EXERCISE BRIEF:
Lines containing the word "Helicity" should be extracted in full.

RECORDED INFORMATION:
━━━━━━━━━━━━━━━━
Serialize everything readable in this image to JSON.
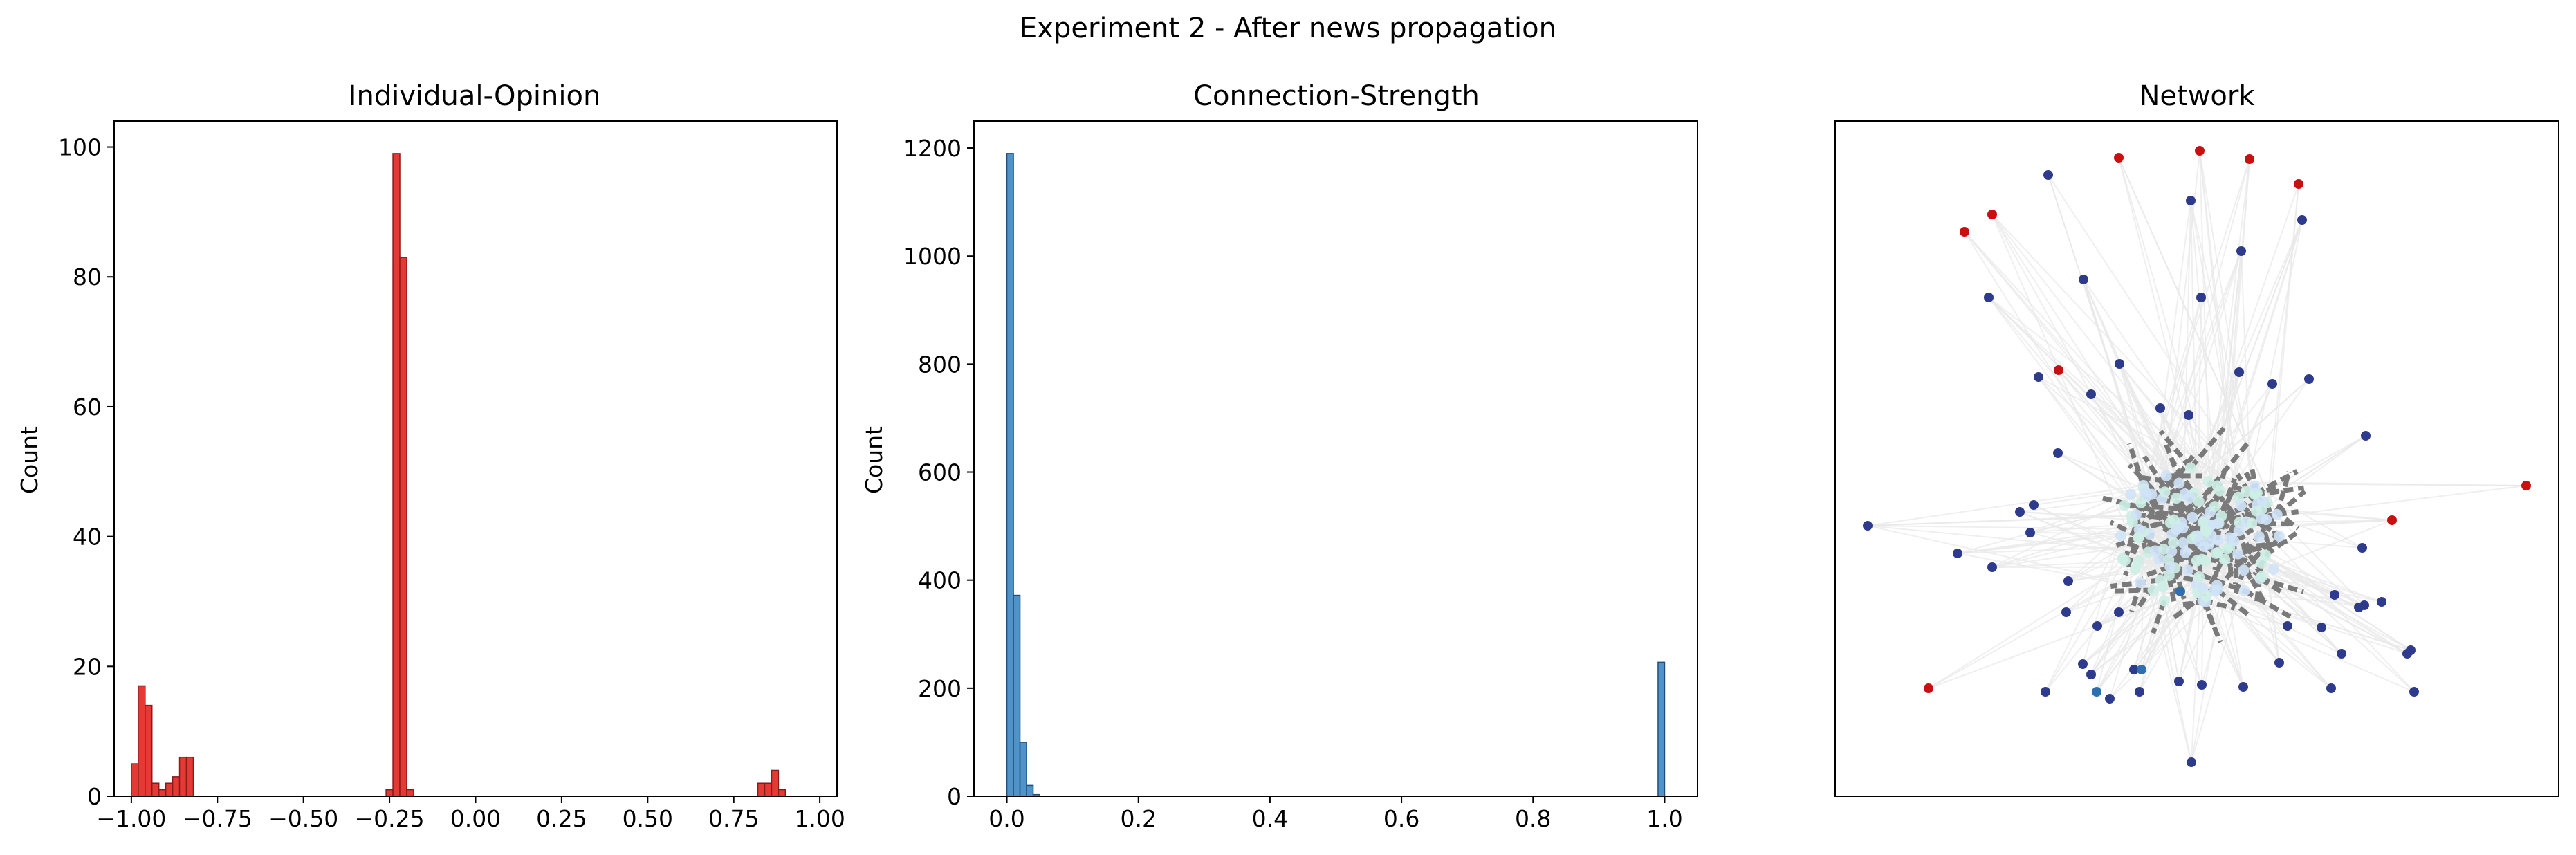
{
  "figure": {
    "suptitle": "Experiment 2 - After news propagation"
  },
  "chart_data": [
    {
      "type": "histogram",
      "title": "Individual-Opinion",
      "xlabel": "",
      "ylabel": "Count",
      "xlim": [
        -1.05,
        1.05
      ],
      "ylim": [
        0,
        104
      ],
      "xticks": [
        "-1.00",
        "-0.75",
        "-0.50",
        "-0.25",
        "0.00",
        "0.25",
        "0.50",
        "0.75",
        "1.00"
      ],
      "yticks": [
        "0",
        "20",
        "40",
        "60",
        "80",
        "100"
      ],
      "grid": false,
      "bar_color": "#e53935",
      "edge_color": "#8b1a1a",
      "bin_width": 0.02,
      "bins": [
        {
          "x": -0.99,
          "count": 5
        },
        {
          "x": -0.97,
          "count": 17
        },
        {
          "x": -0.95,
          "count": 14
        },
        {
          "x": -0.93,
          "count": 2
        },
        {
          "x": -0.91,
          "count": 1
        },
        {
          "x": -0.89,
          "count": 2
        },
        {
          "x": -0.87,
          "count": 3
        },
        {
          "x": -0.85,
          "count": 6
        },
        {
          "x": -0.83,
          "count": 6
        },
        {
          "x": -0.25,
          "count": 1
        },
        {
          "x": -0.23,
          "count": 99
        },
        {
          "x": -0.21,
          "count": 83
        },
        {
          "x": -0.19,
          "count": 1
        },
        {
          "x": 0.83,
          "count": 2
        },
        {
          "x": 0.85,
          "count": 2
        },
        {
          "x": 0.87,
          "count": 4
        },
        {
          "x": 0.89,
          "count": 1
        }
      ]
    },
    {
      "type": "histogram",
      "title": "Connection-Strength",
      "xlabel": "",
      "ylabel": "Count",
      "xlim": [
        -0.05,
        1.05
      ],
      "ylim": [
        0,
        1250
      ],
      "xticks": [
        "0.0",
        "0.2",
        "0.4",
        "0.6",
        "0.8",
        "1.0"
      ],
      "yticks": [
        "0",
        "200",
        "400",
        "600",
        "800",
        "1000",
        "1200"
      ],
      "grid": false,
      "bar_color": "#4f93c8",
      "edge_color": "#1f4e79",
      "bin_width": 0.01,
      "bins": [
        {
          "x": 0.005,
          "count": 1190
        },
        {
          "x": 0.015,
          "count": 372
        },
        {
          "x": 0.025,
          "count": 100
        },
        {
          "x": 0.035,
          "count": 20
        },
        {
          "x": 0.045,
          "count": 3
        },
        {
          "x": 0.995,
          "count": 248
        }
      ]
    },
    {
      "type": "network",
      "title": "Network",
      "node_colors": {
        "negative": "#2e3a8c",
        "moderate": "#2f6fb0",
        "center": "#cfe3f7",
        "center_alt": "#cdeee6",
        "positive": "#c81010"
      },
      "edge_color_strong": "#7a7a7a",
      "edge_color_weak": "#e9e9e9"
    }
  ]
}
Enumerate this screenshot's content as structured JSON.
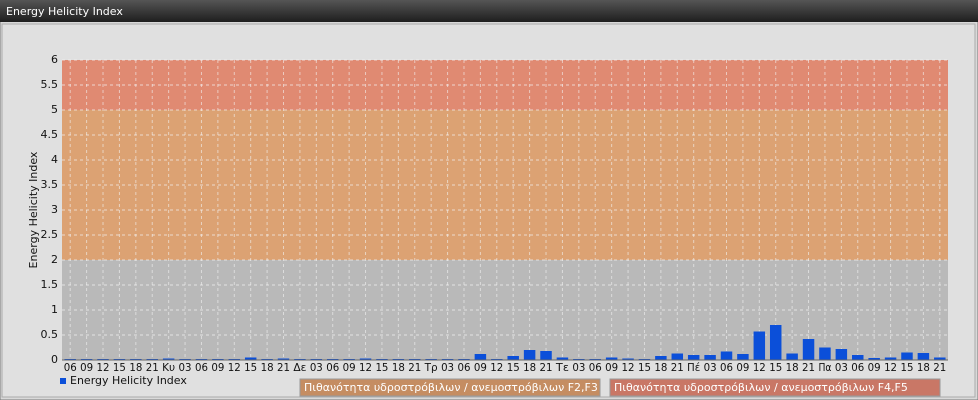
{
  "chart_data": {
    "type": "bar",
    "title": "Energy Helicity Index",
    "ylabel": "Energy Helicity Index",
    "categories": [
      "06",
      "09",
      "12",
      "15",
      "18",
      "21",
      "Κυ",
      "03",
      "06",
      "09",
      "12",
      "15",
      "18",
      "21",
      "Δε",
      "03",
      "06",
      "09",
      "12",
      "15",
      "18",
      "21",
      "Τρ",
      "03",
      "06",
      "09",
      "12",
      "15",
      "18",
      "21",
      "Τε",
      "03",
      "06",
      "09",
      "12",
      "15",
      "18",
      "21",
      "Πέ",
      "03",
      "06",
      "09",
      "12",
      "15",
      "18",
      "21",
      "Πα",
      "03",
      "06",
      "09",
      "12",
      "15",
      "18",
      "21"
    ],
    "series": [
      {
        "name": "Energy Helicity Index",
        "color": "#0b4fd9",
        "values": [
          0.02,
          0.02,
          0.02,
          0.02,
          0.02,
          0.02,
          0.03,
          0.02,
          0.02,
          0.02,
          0.02,
          0.05,
          0.02,
          0.03,
          0.02,
          0.02,
          0.02,
          0.02,
          0.03,
          0.02,
          0.02,
          0.02,
          0.02,
          0.02,
          0.02,
          0.12,
          0.02,
          0.08,
          0.2,
          0.18,
          0.05,
          0.02,
          0.02,
          0.05,
          0.03,
          0.02,
          0.08,
          0.13,
          0.1,
          0.1,
          0.17,
          0.12,
          0.57,
          0.7,
          0.13,
          0.42,
          0.25,
          0.22,
          0.1,
          0.04,
          0.05,
          0.15,
          0.14,
          0.05
        ]
      }
    ],
    "ylim": [
      0,
      6
    ],
    "yticks": [
      0,
      0.5,
      1,
      1.5,
      2,
      2.5,
      3,
      3.5,
      4,
      4.5,
      5,
      5.5,
      6
    ],
    "grid": true,
    "bands": [
      {
        "from": 0,
        "to": 2,
        "color": "#b9b9b9"
      },
      {
        "from": 2,
        "to": 5,
        "color": "#dca273",
        "label": "Πιθανότητα υδροστρόβιλων / ανεμοστρόβιλων F2,F3",
        "label_color": "#c58d62"
      },
      {
        "from": 5,
        "to": 6,
        "color": "#e08a72",
        "label": "Πιθανότητα υδροστρόβιλων / ανεμοστρόβιλων F4,F5",
        "label_color": "#c97766"
      }
    ]
  }
}
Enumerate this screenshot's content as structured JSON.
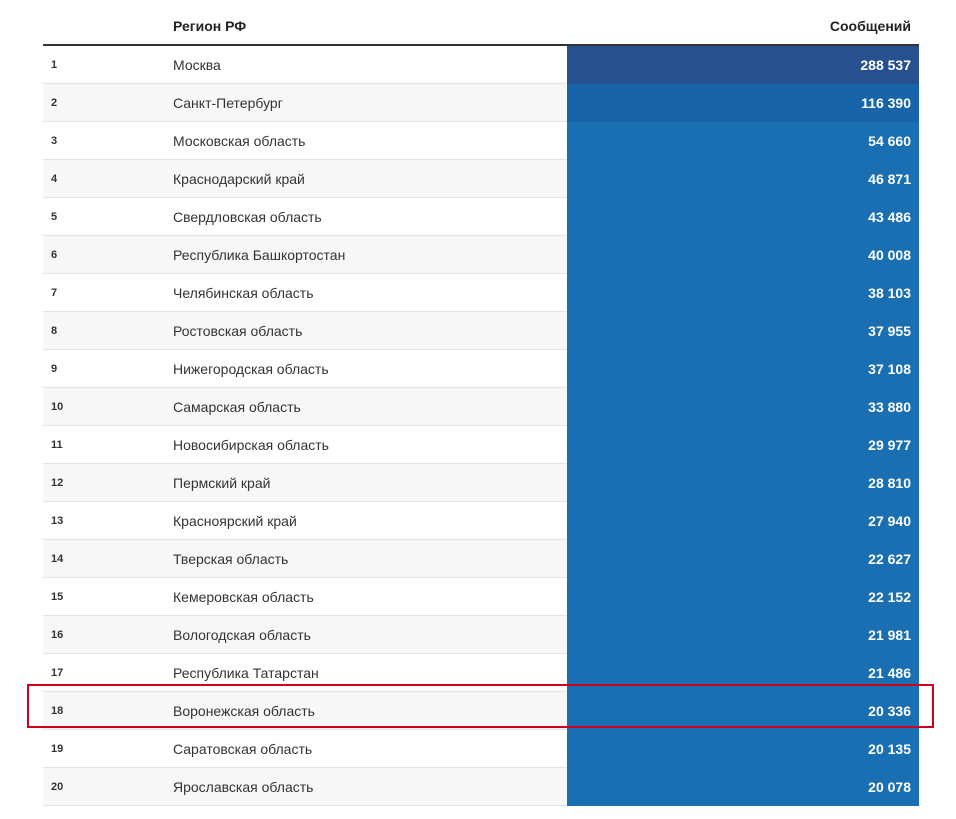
━━━━━━━━━━━━━━━━
THE RESULT:
    "title": "Energy Helicity Index",
    "ylabel": "Energy Helicity Index",
        "name": "Energy Helicity Index",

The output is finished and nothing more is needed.